> [What to do]
Locate each line holding the string "this" and copy it.

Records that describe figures
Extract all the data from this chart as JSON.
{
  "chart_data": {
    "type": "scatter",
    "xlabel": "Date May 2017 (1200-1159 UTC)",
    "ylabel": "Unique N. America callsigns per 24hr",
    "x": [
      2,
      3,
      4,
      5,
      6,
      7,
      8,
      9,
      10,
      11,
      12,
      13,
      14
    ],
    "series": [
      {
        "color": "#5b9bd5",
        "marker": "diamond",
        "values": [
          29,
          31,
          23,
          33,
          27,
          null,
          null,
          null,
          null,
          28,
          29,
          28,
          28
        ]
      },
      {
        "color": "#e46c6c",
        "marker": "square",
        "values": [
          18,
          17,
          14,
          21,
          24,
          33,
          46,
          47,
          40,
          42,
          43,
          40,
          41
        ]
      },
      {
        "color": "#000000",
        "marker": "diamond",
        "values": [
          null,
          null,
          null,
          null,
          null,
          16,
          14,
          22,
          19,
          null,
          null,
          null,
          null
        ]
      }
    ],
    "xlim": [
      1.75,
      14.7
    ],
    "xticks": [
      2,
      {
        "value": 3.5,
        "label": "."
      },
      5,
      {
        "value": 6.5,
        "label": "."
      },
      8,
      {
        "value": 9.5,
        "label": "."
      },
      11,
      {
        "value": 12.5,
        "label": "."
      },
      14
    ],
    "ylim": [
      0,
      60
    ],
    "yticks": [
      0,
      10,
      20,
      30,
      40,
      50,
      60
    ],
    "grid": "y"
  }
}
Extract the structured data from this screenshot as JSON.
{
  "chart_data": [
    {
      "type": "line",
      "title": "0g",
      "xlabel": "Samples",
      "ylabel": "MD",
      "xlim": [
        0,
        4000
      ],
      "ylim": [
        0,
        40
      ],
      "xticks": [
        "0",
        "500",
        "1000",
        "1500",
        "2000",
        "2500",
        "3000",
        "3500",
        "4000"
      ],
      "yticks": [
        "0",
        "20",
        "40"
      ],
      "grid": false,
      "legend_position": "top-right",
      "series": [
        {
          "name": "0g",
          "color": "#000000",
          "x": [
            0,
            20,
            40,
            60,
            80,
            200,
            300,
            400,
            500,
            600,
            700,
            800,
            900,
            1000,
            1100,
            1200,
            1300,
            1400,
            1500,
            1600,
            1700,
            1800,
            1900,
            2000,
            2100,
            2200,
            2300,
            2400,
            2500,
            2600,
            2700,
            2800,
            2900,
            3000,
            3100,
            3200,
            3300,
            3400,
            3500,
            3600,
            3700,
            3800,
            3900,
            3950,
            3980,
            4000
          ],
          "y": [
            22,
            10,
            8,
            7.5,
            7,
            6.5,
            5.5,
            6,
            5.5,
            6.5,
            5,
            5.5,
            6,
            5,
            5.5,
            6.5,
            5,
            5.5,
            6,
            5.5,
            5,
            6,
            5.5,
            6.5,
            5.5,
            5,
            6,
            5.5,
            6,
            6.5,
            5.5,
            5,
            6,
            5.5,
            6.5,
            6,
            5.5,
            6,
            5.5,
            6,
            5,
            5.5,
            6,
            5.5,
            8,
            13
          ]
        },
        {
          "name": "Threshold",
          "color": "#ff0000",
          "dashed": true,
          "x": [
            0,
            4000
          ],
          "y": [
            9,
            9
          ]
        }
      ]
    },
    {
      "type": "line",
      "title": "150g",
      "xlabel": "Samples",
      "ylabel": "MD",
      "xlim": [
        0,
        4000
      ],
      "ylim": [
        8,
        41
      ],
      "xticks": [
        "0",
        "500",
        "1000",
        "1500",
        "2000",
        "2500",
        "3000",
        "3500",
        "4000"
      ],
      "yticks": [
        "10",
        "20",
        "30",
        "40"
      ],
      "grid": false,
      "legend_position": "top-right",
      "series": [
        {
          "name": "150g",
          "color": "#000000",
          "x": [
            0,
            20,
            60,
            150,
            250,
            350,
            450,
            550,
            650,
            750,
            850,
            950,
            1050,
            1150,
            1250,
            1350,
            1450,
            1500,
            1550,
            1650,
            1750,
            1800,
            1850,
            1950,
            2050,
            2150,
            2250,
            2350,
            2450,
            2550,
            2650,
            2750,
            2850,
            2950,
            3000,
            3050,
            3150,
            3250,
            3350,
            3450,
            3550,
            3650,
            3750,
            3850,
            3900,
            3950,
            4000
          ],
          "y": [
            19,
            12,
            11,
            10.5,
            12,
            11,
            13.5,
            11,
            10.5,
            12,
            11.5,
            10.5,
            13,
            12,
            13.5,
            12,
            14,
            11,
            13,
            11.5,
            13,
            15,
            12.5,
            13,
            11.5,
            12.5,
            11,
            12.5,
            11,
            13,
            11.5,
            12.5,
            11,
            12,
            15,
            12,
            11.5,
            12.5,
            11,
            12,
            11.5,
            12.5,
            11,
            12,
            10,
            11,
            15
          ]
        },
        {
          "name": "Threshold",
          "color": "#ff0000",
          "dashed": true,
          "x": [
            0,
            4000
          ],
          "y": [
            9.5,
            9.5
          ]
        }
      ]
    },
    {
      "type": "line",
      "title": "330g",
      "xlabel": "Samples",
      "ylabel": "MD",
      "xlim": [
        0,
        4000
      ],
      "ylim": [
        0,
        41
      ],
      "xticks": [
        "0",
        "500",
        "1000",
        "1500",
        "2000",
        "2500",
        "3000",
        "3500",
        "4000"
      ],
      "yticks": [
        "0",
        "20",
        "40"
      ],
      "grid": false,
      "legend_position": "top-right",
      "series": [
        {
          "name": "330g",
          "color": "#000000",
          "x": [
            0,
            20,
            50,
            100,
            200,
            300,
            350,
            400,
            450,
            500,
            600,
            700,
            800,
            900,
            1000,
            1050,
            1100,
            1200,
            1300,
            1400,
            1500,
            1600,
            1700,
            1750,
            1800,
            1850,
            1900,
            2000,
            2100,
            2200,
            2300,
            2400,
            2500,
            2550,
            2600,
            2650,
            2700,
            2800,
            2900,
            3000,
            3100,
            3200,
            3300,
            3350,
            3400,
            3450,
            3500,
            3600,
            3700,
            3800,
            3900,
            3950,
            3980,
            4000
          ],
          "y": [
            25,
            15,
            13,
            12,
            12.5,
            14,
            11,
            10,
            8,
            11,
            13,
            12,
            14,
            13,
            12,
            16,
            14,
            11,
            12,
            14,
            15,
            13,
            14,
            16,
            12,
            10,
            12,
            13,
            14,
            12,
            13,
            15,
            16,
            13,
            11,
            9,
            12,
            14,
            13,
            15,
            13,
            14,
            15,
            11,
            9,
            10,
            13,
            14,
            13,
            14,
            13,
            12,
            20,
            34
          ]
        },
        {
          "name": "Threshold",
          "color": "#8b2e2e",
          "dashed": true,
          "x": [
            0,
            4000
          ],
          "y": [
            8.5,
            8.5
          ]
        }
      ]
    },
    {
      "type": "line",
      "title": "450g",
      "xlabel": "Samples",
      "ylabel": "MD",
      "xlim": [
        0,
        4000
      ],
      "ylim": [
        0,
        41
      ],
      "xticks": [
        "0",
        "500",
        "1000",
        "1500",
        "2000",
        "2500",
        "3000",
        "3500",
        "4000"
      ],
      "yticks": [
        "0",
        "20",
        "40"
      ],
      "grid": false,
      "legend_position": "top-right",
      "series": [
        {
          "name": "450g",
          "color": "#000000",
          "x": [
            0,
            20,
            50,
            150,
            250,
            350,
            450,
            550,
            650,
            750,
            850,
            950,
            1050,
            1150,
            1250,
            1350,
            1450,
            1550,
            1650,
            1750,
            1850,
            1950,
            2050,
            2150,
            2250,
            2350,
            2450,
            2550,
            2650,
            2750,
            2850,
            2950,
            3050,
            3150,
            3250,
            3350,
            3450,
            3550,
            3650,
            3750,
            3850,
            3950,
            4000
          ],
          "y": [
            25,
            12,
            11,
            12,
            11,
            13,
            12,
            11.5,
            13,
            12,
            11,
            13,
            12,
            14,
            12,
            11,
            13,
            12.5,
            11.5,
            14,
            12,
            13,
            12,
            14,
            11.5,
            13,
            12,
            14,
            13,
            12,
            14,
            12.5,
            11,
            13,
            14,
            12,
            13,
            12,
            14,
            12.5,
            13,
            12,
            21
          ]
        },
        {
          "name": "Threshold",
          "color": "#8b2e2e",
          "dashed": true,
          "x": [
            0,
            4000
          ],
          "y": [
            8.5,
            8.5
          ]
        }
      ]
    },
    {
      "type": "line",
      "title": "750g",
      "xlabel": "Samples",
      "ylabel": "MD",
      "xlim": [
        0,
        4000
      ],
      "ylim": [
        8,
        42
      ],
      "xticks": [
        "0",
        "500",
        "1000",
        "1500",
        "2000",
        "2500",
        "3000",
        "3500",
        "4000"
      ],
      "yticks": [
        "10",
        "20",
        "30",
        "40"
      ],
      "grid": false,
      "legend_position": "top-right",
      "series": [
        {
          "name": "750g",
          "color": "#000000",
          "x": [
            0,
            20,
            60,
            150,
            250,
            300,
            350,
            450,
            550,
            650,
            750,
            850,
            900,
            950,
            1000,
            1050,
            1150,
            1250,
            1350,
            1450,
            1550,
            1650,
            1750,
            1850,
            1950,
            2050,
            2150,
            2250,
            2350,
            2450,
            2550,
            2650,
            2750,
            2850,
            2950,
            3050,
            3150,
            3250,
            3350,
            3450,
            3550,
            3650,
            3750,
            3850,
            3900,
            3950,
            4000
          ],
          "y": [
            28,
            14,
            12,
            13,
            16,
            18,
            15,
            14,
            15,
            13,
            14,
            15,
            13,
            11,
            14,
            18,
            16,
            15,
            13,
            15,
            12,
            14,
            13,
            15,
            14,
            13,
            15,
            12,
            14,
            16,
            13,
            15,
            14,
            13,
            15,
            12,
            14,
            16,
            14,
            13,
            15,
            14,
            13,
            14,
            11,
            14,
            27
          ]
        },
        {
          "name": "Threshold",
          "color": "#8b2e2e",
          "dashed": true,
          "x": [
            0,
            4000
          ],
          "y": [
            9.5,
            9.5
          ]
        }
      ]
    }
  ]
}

> [Worked answer]
Extract all the data from this chart as JSON.
Extract the structured data from this screenshot as JSON.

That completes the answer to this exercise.